§ Data listing:

========

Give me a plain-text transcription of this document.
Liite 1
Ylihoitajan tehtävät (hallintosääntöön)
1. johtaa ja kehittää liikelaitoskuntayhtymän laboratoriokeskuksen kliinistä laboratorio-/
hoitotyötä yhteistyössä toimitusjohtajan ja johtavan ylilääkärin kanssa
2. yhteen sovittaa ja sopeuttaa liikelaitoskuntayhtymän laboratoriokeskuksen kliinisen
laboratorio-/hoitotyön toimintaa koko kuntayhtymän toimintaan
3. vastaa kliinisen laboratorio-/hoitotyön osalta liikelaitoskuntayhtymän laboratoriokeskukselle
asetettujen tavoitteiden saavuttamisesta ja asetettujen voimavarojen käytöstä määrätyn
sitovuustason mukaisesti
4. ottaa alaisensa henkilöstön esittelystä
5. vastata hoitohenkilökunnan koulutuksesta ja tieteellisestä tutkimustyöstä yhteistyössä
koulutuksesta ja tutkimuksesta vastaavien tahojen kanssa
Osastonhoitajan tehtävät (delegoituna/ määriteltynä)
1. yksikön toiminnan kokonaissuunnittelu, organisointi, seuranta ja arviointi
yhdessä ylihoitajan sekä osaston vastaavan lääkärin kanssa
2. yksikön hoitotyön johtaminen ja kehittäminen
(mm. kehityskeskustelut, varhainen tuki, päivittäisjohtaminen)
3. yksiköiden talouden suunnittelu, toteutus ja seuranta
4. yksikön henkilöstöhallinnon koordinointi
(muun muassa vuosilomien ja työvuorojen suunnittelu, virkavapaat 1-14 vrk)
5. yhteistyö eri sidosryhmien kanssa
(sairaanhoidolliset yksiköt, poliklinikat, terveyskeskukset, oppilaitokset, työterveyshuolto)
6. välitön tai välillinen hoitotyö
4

========

Write out the whole listing exactly.

Give me a plain-text transcription of this document.
Liite 1
Ylihoitajan tehtävät (hallintosääntöön)
1. johtaa ja kehittää liikelaitoskuntayhtymän laboratoriokeskuksen kliinistä laboratorio-/
hoitotyötä yhteistyössä toimitusjohtajan ja johtavan ylilääkärin kanssa
2. yhteen sovittaa ja sopeuttaa liikelaitoskuntayhtymän laboratoriokeskuksen kliinisen
laboratorio-/hoitotyön toimintaa koko kuntayhtymän toimintaan
3. vastaa kliinisen laboratorio-/hoitotyön osalta liikelaitoskuntayhtymän laboratoriokeskukselle
asetettujen tavoitteiden saavuttamisesta ja asetettujen voimavarojen käytöstä määrätyn
sitovuustason mukaisesti
4. ottaa alaisensa henkilöstön esittelystä
5. vastata hoitohenkilökunnan koulutuksesta ja tieteellisestä tutkimustyöstä yhteistyössä
koulutuksesta ja tutkimuksesta vastaavien tahojen kanssa
Osastonhoitajan tehtävät (delegoituna/ määriteltynä)
1. yksikön toiminnan kokonaissuunnittelu, organisointi, seuranta ja arviointi
yhdessä ylihoitajan sekä osaston vastaavan lääkärin kanssa
2. yksikön hoitotyön johtaminen ja kehittäminen
(mm. kehityskeskustelut, varhainen tuki, päivittäisjohtaminen)
3. yksiköiden talouden suunnittelu, toteutus ja seuranta
4. yksikön henkilöstöhallinnon koordinointi
(muun muassa vuosilomien ja työvuorojen suunnittelu, virkavapaat 1-14 vrk)
5. yhteistyö eri sidosryhmien kanssa
(sairaanhoidolliset yksiköt, poliklinikat, terveyskeskukset, oppilaitokset, työterveyshuolto)
6. välitön tai välillinen hoitotyö
4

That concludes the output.